# EXTRACTED DATA start

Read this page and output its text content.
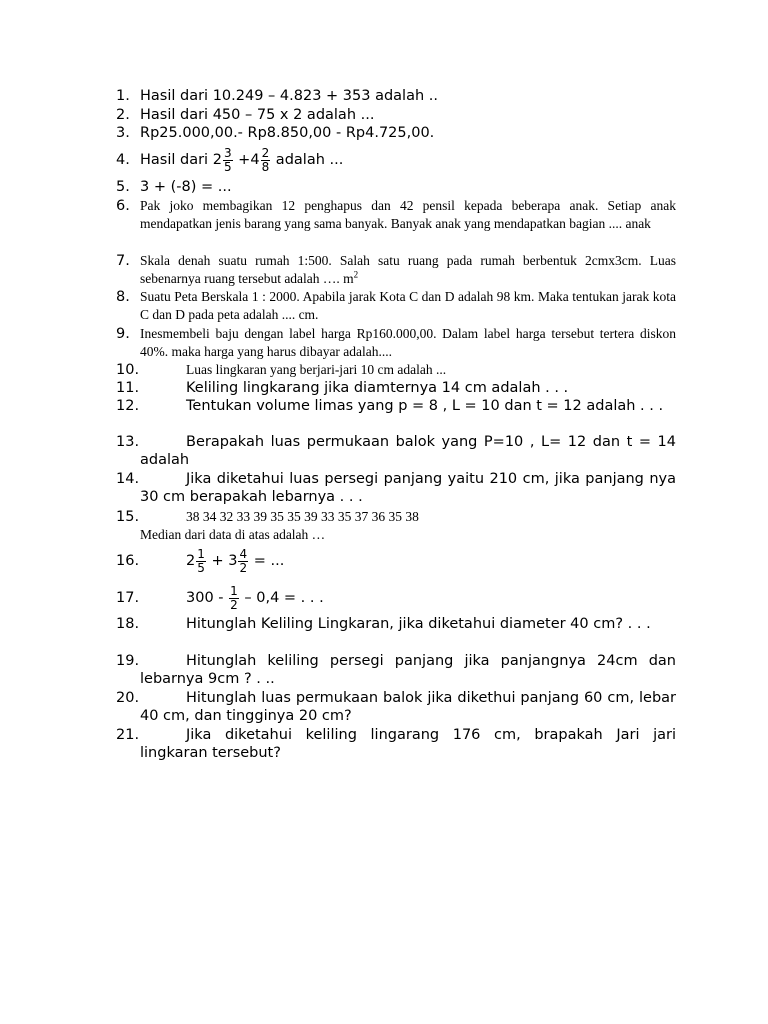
1. Hasil dari 10.249 – 4.823 + 353 adalah ..
2. Hasil dari 450 – 75 x 2 adalah ...
3. Rp25.000,00.- Rp8.850,00 - Rp4.725,00.
4. Hasil dari $2 \frac{3}{5} +4 \frac{2}{8}$ adalah ...
5. 3 + (-8) = ...
6. Pak joko membagikan 12 penghapus dan 42 pensil kepada beberapa anak. Setiap anak mendapatkan jenis barang yang sama banyak. Banyak anak yang mendapatkan bagian .... anak
7. Skala denah suatu rumah 1:500. Salah satu ruang pada rumah berbentuk 2cmx3cm. Luas sebenarnya ruang tersebut adalah …. $m^2$
8. Suatu Peta Berskala 1 : 2000. Apabila jarak Kota C dan D adalah 98 km. Maka tentukan jarak kota C dan D pada peta adalah .... cm.
9. Inesmembeli baju dengan label harga Rp160.000,00. Dalam label harga tersebut tertera diskon 40%. maka harga yang harus dibayar adalah....
10.	Luas lingkaran yang berjari-jari 10 cm adalah ...
11.	Keliling lingkarang jika diamternya 14 cm adalah . . .
12.	Tentukan volume limas yang p = 8 , L = 10 dan t = 12 adalah . . .
13.	Berapakah luas permukaan balok yang P=10 , L= 12 dan t = 14 adalah
14.	Jika diketahui luas persegi panjang yaitu 210 cm, jika panjang nya 30 cm berapakah lebarnya . . .
15.	38 34 32 33 39 35 35 39 33 35 37 36 35 38
Median dari data di atas adalah …
16.	$2 \frac{1}{5} + 3 \frac{4}{2}$ = ...
17.	$300 - \frac{1}{2} - 0,4$ = . . .
18.	Hitunglah Keliling Lingkaran, jika diketahui diameter 40 cm? . . .
19.	Hitunglah keliling persegi panjang jika panjangnya 24cm dan lebarnya 9cm ? . ..
20.	Hitunglah luas permukaan balok jika dikethui panjang 60 cm, lebar 40 cm, dan tingginya 20 cm?
21.	Jika diketahui keliling lingarang 176 cm, brapakah Jari jari lingkaran tersebut?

# EXTRACTED DATA end

WORK TO COMPLETE | Copy out the listing exactly as it stands, but not the pictures.

WRITTEN RESPONSE |
Read this page and output its text content.
1. Hasil dari 10.249 – 4.823 + 353 adalah ..
2. Hasil dari 450 – 75 x 2 adalah ...
3. Rp25.000,00.- Rp8.850,00 - Rp4.725,00.
4. Hasil dari $2 \frac{3}{5} +4 \frac{2}{8}$ adalah ...
5. 3 + (-8) = ...
6. Pak joko membagikan 12 penghapus dan 42 pensil kepada beberapa anak. Setiap anak mendapatkan jenis barang yang sama banyak. Banyak anak yang mendapatkan bagian .... anak
7. Skala denah suatu rumah 1:500. Salah satu ruang pada rumah berbentuk 2cmx3cm. Luas sebenarnya ruang tersebut adalah …. $m^2$
8. Suatu Peta Berskala 1 : 2000. Apabila jarak Kota C dan D adalah 98 km. Maka tentukan jarak kota C dan D pada peta adalah .... cm.
9. Inesmembeli baju dengan label harga Rp160.000,00. Dalam label harga tersebut tertera diskon 40%. maka harga yang harus dibayar adalah....
10.	Luas lingkaran yang berjari-jari 10 cm adalah ...
11.	Keliling lingkarang jika diamternya 14 cm adalah . . .
12.	Tentukan volume limas yang p = 8 , L = 10 dan t = 12 adalah . . .
13.	Berapakah luas permukaan balok yang P=10 , L= 12 dan t = 14 adalah
14.	Jika diketahui luas persegi panjang yaitu 210 cm, jika panjang nya 30 cm berapakah lebarnya . . .
15.	38 34 32 33 39 35 35 39 33 35 37 36 35 38
Median dari data di atas adalah …
16.	$2 \frac{1}{5} + 3 \frac{4}{2}$ = ...
17.	$300 - \frac{1}{2} - 0,4$ = . . .
18.	Hitunglah Keliling Lingkaran, jika diketahui diameter 40 cm? . . .
19.	Hitunglah keliling persegi panjang jika panjangnya 24cm dan lebarnya 9cm ? . ..
20.	Hitunglah luas permukaan balok jika dikethui panjang 60 cm, lebar 40 cm, dan tingginya 20 cm?
21.	Jika diketahui keliling lingarang 176 cm, brapakah Jari jari lingkaran tersebut?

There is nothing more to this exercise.